→ EXERCISE: In the copy, include every entry exactly but none of the images.

::: RAW RECORDS

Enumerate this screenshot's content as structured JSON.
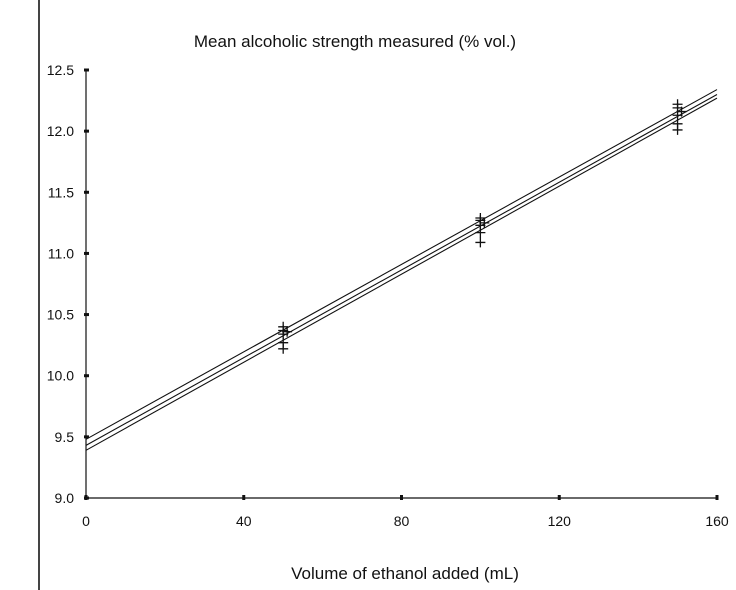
{
  "chart_data": {
    "type": "scatter",
    "title": "Mean alcoholic strength measured (% vol.)",
    "xlabel": "Volume of ethanol added (mL)",
    "ylabel": "",
    "xlim": [
      0,
      160
    ],
    "ylim": [
      9.0,
      12.5
    ],
    "x_ticks": [
      "0",
      "40",
      "80",
      "120",
      "160"
    ],
    "y_ticks": [
      "9.0",
      "9.5",
      "10.0",
      "10.5",
      "11.0",
      "11.5",
      "12.0",
      "12.5"
    ],
    "grid": false,
    "legend": "none",
    "marker": "plus",
    "points": [
      {
        "x": 50,
        "y": 10.4
      },
      {
        "x": 50,
        "y": 10.37
      },
      {
        "x": 50,
        "y": 10.34
      },
      {
        "x": 51,
        "y": 10.36
      },
      {
        "x": 50,
        "y": 10.27
      },
      {
        "x": 50,
        "y": 10.22
      },
      {
        "x": 100,
        "y": 11.29
      },
      {
        "x": 100,
        "y": 11.27
      },
      {
        "x": 101,
        "y": 11.25
      },
      {
        "x": 100,
        "y": 11.23
      },
      {
        "x": 100,
        "y": 11.17
      },
      {
        "x": 100,
        "y": 11.09
      },
      {
        "x": 150,
        "y": 12.22
      },
      {
        "x": 150,
        "y": 12.19
      },
      {
        "x": 151,
        "y": 12.16
      },
      {
        "x": 150,
        "y": 12.13
      },
      {
        "x": 150,
        "y": 12.06
      },
      {
        "x": 150,
        "y": 12.01
      }
    ],
    "lines": [
      {
        "x": [
          0,
          160
        ],
        "y": [
          9.48,
          12.34
        ]
      },
      {
        "x": [
          0,
          160
        ],
        "y": [
          9.43,
          12.3
        ]
      },
      {
        "x": [
          0,
          160
        ],
        "y": [
          9.39,
          12.27
        ]
      }
    ]
  }
}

::::::

→ PROBLEM SOLUTION:
Enumerate this screenshot's content as structured JSON.
{
  "chart_data": {
    "type": "scatter",
    "title": "Mean alcoholic strength measured (% vol.)",
    "xlabel": "Volume of ethanol added (mL)",
    "ylabel": "",
    "xlim": [
      0,
      160
    ],
    "ylim": [
      9.0,
      12.5
    ],
    "x_ticks": [
      "0",
      "40",
      "80",
      "120",
      "160"
    ],
    "y_ticks": [
      "9.0",
      "9.5",
      "10.0",
      "10.5",
      "11.0",
      "11.5",
      "12.0",
      "12.5"
    ],
    "grid": false,
    "legend": "none",
    "marker": "plus",
    "points": [
      {
        "x": 50,
        "y": 10.4
      },
      {
        "x": 50,
        "y": 10.37
      },
      {
        "x": 50,
        "y": 10.34
      },
      {
        "x": 51,
        "y": 10.36
      },
      {
        "x": 50,
        "y": 10.27
      },
      {
        "x": 50,
        "y": 10.22
      },
      {
        "x": 100,
        "y": 11.29
      },
      {
        "x": 100,
        "y": 11.27
      },
      {
        "x": 101,
        "y": 11.25
      },
      {
        "x": 100,
        "y": 11.23
      },
      {
        "x": 100,
        "y": 11.17
      },
      {
        "x": 100,
        "y": 11.09
      },
      {
        "x": 150,
        "y": 12.22
      },
      {
        "x": 150,
        "y": 12.19
      },
      {
        "x": 151,
        "y": 12.16
      },
      {
        "x": 150,
        "y": 12.13
      },
      {
        "x": 150,
        "y": 12.06
      },
      {
        "x": 150,
        "y": 12.01
      }
    ],
    "lines": [
      {
        "x": [
          0,
          160
        ],
        "y": [
          9.48,
          12.34
        ]
      },
      {
        "x": [
          0,
          160
        ],
        "y": [
          9.43,
          12.3
        ]
      },
      {
        "x": [
          0,
          160
        ],
        "y": [
          9.39,
          12.27
        ]
      }
    ]
  }
}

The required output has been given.